Can you copy out the lines from the line containing "What elements are" to the line containing "bar [576, 256, 596, 725]", both included, with nothing changed?

* DATASET ENTRIES *
- - - - - - -
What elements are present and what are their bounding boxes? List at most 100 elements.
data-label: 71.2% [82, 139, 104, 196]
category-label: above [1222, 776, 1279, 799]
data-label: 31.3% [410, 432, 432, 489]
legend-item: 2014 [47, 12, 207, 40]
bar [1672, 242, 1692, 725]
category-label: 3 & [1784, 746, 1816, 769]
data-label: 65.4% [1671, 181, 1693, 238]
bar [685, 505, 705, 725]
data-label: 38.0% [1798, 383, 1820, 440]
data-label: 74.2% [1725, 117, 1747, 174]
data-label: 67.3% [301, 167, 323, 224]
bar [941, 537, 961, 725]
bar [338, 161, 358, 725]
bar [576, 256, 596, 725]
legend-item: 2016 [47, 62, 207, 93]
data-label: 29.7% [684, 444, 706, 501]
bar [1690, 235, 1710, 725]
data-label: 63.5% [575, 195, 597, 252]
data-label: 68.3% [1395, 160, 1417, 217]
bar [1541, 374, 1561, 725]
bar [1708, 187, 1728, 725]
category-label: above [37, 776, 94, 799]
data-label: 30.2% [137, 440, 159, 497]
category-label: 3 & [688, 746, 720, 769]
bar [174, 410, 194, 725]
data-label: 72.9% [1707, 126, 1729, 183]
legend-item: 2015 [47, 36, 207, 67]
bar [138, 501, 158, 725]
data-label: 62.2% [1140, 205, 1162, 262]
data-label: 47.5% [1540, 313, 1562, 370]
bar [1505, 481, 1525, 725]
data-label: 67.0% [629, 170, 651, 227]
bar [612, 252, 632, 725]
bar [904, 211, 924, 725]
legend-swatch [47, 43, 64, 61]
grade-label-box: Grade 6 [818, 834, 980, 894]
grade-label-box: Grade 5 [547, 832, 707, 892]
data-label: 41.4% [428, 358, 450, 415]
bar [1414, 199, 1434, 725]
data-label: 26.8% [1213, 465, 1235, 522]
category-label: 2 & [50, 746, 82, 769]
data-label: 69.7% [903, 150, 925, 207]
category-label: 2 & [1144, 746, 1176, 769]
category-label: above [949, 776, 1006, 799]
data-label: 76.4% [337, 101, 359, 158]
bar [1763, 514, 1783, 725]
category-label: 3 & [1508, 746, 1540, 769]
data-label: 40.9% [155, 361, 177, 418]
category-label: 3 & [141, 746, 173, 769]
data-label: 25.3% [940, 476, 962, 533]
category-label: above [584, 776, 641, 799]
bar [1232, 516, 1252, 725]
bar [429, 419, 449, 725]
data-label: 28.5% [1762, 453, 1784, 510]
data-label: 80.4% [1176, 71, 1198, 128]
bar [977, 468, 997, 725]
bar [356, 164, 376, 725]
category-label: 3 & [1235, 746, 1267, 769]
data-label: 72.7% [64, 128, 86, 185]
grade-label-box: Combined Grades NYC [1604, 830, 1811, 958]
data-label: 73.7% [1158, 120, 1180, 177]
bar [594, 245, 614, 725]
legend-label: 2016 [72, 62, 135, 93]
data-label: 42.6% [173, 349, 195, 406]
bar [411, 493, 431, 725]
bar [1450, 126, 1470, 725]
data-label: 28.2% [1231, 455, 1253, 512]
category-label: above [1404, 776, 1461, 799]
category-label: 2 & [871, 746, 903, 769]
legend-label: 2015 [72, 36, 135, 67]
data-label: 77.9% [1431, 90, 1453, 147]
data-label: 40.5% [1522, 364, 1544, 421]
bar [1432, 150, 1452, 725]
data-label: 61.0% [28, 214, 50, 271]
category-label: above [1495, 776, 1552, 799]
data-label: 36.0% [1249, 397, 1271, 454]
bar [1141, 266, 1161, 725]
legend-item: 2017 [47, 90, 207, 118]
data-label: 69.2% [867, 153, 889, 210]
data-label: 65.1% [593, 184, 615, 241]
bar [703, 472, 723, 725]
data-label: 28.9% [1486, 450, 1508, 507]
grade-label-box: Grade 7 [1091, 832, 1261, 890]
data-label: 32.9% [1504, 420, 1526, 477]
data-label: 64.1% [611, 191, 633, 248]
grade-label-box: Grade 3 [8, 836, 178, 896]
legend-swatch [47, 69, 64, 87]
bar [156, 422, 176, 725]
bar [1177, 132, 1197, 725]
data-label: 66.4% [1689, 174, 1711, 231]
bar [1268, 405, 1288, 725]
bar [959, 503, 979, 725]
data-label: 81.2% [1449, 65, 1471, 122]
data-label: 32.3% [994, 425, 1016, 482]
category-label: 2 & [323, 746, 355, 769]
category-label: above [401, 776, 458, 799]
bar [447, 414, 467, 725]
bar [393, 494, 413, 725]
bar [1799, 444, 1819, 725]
- - - - - - -
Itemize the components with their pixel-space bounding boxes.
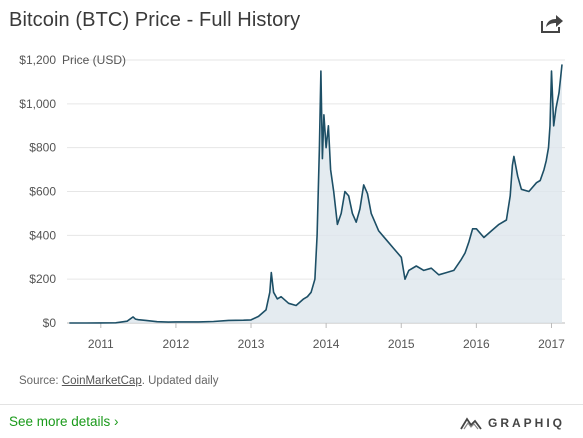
- - - - - - -
* SOLUTION FOR THIS EXERCISE *
What elements are present and what are their bounding boxes? List at most 100 elements.
data-label: 71.2% [82, 139, 104, 196]
category-label: above [1222, 776, 1279, 799]
data-label: 31.3% [410, 432, 432, 489]
legend-item: 2014 [47, 12, 207, 40]
bar [1672, 242, 1692, 725]
category-label: 3 & [1784, 746, 1816, 769]
data-label: 65.4% [1671, 181, 1693, 238]
bar [685, 505, 705, 725]
data-label: 38.0% [1798, 383, 1820, 440]
data-label: 74.2% [1725, 117, 1747, 174]
data-label: 67.3% [301, 167, 323, 224]
bar [941, 537, 961, 725]
bar [338, 161, 358, 725]
bar [576, 256, 596, 725]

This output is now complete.